BEGIN Exercise inputs
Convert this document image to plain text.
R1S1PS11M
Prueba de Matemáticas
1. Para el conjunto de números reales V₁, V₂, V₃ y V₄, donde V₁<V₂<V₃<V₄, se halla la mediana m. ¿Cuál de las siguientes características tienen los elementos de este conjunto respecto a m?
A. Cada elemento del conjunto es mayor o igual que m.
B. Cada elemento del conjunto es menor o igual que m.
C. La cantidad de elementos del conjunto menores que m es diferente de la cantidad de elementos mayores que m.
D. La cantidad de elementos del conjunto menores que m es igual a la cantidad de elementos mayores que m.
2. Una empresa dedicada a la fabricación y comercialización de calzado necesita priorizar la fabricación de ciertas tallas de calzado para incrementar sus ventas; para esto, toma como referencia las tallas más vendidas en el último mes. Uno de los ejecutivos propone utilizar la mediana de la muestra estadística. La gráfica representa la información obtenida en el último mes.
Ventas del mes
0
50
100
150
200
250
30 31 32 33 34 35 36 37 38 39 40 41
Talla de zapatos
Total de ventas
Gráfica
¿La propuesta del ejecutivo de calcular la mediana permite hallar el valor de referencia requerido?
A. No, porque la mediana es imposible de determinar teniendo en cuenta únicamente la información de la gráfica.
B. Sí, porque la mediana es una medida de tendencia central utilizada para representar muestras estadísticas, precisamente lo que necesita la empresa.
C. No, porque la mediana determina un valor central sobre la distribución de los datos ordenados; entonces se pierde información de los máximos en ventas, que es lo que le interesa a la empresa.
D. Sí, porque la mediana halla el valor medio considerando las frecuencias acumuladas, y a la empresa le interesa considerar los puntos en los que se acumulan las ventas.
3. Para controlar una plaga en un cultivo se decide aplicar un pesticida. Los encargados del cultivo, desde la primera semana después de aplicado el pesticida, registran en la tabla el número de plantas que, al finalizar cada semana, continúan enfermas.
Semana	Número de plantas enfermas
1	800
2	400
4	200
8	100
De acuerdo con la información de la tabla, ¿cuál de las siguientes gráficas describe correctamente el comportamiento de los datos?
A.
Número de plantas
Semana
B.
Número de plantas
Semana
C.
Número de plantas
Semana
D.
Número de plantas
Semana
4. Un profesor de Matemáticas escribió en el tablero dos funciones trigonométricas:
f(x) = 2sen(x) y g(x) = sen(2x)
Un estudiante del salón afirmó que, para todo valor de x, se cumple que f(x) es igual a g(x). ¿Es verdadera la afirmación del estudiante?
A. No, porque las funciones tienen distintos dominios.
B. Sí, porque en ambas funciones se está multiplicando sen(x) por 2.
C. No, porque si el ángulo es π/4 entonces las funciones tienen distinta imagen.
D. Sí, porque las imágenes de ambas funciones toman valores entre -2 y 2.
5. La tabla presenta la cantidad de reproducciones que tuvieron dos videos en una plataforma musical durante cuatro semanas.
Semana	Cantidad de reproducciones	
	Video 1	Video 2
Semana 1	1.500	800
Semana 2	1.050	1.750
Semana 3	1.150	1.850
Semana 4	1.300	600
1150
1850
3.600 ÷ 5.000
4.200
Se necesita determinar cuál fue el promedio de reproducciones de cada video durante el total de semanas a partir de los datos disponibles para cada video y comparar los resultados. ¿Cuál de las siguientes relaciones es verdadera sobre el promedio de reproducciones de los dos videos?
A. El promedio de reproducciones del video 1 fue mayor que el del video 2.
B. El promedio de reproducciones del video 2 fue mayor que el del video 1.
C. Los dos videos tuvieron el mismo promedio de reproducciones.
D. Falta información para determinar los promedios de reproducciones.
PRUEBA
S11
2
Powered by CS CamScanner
END Exercise inputs
Assignment:
Search the data above for the word "entonces" and show every line that has it.

Exercise output:
C. No, porque la mediana determina un valor central sobre la distribución de los datos ordenados; entonces se pierde información de los máximos en ventas, que es lo que le interesa a la empresa.
C. No, porque si el ángulo es π/4 entonces las funciones tienen distinta imagen.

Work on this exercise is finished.